__Short problem__
Reproduce every line of the listing below without any changes.
>> start Data
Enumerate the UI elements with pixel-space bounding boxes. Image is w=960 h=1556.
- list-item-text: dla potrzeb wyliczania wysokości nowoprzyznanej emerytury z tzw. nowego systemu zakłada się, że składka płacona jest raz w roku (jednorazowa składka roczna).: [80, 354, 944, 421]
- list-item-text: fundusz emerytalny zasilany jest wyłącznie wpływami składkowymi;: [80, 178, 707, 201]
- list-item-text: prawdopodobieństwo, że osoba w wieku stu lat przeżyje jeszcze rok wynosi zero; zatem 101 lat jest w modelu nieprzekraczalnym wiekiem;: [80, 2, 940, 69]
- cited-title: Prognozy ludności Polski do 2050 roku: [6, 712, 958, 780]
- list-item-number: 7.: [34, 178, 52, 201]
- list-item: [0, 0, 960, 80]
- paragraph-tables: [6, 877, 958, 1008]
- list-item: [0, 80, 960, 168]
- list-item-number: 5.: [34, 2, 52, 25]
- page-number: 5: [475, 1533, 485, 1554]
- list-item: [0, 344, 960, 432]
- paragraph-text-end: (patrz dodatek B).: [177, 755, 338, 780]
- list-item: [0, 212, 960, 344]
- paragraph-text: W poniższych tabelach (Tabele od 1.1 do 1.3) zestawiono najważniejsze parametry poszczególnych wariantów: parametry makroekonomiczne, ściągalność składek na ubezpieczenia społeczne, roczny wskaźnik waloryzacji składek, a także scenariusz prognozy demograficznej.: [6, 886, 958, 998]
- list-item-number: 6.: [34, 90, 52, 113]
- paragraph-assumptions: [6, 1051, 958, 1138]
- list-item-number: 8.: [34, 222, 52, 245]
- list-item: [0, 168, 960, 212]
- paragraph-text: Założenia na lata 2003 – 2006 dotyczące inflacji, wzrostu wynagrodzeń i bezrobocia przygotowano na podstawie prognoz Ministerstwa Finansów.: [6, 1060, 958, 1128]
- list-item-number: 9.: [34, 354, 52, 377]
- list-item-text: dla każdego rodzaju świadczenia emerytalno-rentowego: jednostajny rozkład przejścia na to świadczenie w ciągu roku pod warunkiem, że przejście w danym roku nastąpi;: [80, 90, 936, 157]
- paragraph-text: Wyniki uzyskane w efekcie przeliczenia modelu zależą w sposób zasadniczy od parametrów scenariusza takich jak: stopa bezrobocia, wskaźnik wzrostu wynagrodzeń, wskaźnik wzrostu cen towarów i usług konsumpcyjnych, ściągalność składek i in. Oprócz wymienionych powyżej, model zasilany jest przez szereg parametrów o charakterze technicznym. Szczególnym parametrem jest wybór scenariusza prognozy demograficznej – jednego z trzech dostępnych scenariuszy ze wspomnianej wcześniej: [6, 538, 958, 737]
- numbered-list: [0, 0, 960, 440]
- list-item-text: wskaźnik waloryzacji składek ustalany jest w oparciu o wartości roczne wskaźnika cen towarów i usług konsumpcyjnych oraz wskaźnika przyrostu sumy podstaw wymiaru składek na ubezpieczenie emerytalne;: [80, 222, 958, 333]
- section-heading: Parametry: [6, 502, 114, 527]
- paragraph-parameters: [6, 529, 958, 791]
>> end Data
__Response below__
Enumerate the UI elements with pixel-space bounding boxes. Image is w=960 h=1556.
- list-item-text: dla potrzeb wyliczania wysokości nowoprzyznanej emerytury z tzw. nowego systemu zakłada się, że składka płacona jest raz w roku (jednorazowa składka roczna).: [80, 354, 944, 421]
- list-item-text: fundusz emerytalny zasilany jest wyłącznie wpływami składkowymi;: [80, 178, 707, 201]
- list-item-text: prawdopodobieństwo, że osoba w wieku stu lat przeżyje jeszcze rok wynosi zero; zatem 101 lat jest w modelu nieprzekraczalnym wiekiem;: [80, 2, 940, 69]
- cited-title: Prognozy ludności Polski do 2050 roku: [6, 712, 958, 780]
- list-item-number: 7.: [34, 178, 52, 201]
- list-item: [0, 0, 960, 80]
- paragraph-tables: [6, 877, 958, 1008]
- list-item: [0, 80, 960, 168]
- list-item-number: 5.: [34, 2, 52, 25]
- page-number: 5: [475, 1533, 485, 1554]
- list-item: [0, 344, 960, 432]
- paragraph-text-end: (patrz dodatek B).: [177, 755, 338, 780]
- list-item: [0, 212, 960, 344]
- paragraph-text: W poniższych tabelach (Tabele od 1.1 do 1.3) zestawiono najważniejsze parametry poszczególnych wariantów: parametry makroekonomiczne, ściągalność składek na ubezpieczenia społeczne, roczny wskaźnik waloryzacji składek, a także scenariusz prognozy demograficznej.: [6, 886, 958, 998]
- list-item-number: 6.: [34, 90, 52, 113]
- paragraph-assumptions: [6, 1051, 958, 1138]
- list-item-number: 8.: [34, 222, 52, 245]
- list-item: [0, 168, 960, 212]
- paragraph-text: Założenia na lata 2003 – 2006 dotyczące inflacji, wzrostu wynagrodzeń i bezrobocia przygotowano na podstawie prognoz Ministerstwa Finansów.: [6, 1060, 958, 1128]
- list-item-number: 9.: [34, 354, 52, 377]
- list-item-text: dla każdego rodzaju świadczenia emerytalno-rentowego: jednostajny rozkład przejścia na to świadczenie w ciągu roku pod warunkiem, że przejście w danym roku nastąpi;: [80, 90, 936, 157]
- paragraph-text: Wyniki uzyskane w efekcie przeliczenia modelu zależą w sposób zasadniczy od parametrów scenariusza takich jak: stopa bezrobocia, wskaźnik wzrostu wynagrodzeń, wskaźnik wzrostu cen towarów i usług konsumpcyjnych, ściągalność składek i in. Oprócz wymienionych powyżej, model zasilany jest przez szereg parametrów o charakterze technicznym. Szczególnym parametrem jest wybór scenariusza prognozy demograficznej – jednego z trzech dostępnych scenariuszy ze wspomnianej wcześniej: [6, 538, 958, 737]
- numbered-list: [0, 0, 960, 440]
- list-item-text: wskaźnik waloryzacji składek ustalany jest w oparciu o wartości roczne wskaźnika cen towarów i usług konsumpcyjnych oraz wskaźnika przyrostu sumy podstaw wymiaru składek na ubezpieczenie emerytalne;: [80, 222, 958, 333]
- section-heading: Parametry: [6, 502, 114, 527]
- paragraph-parameters: [6, 529, 958, 791]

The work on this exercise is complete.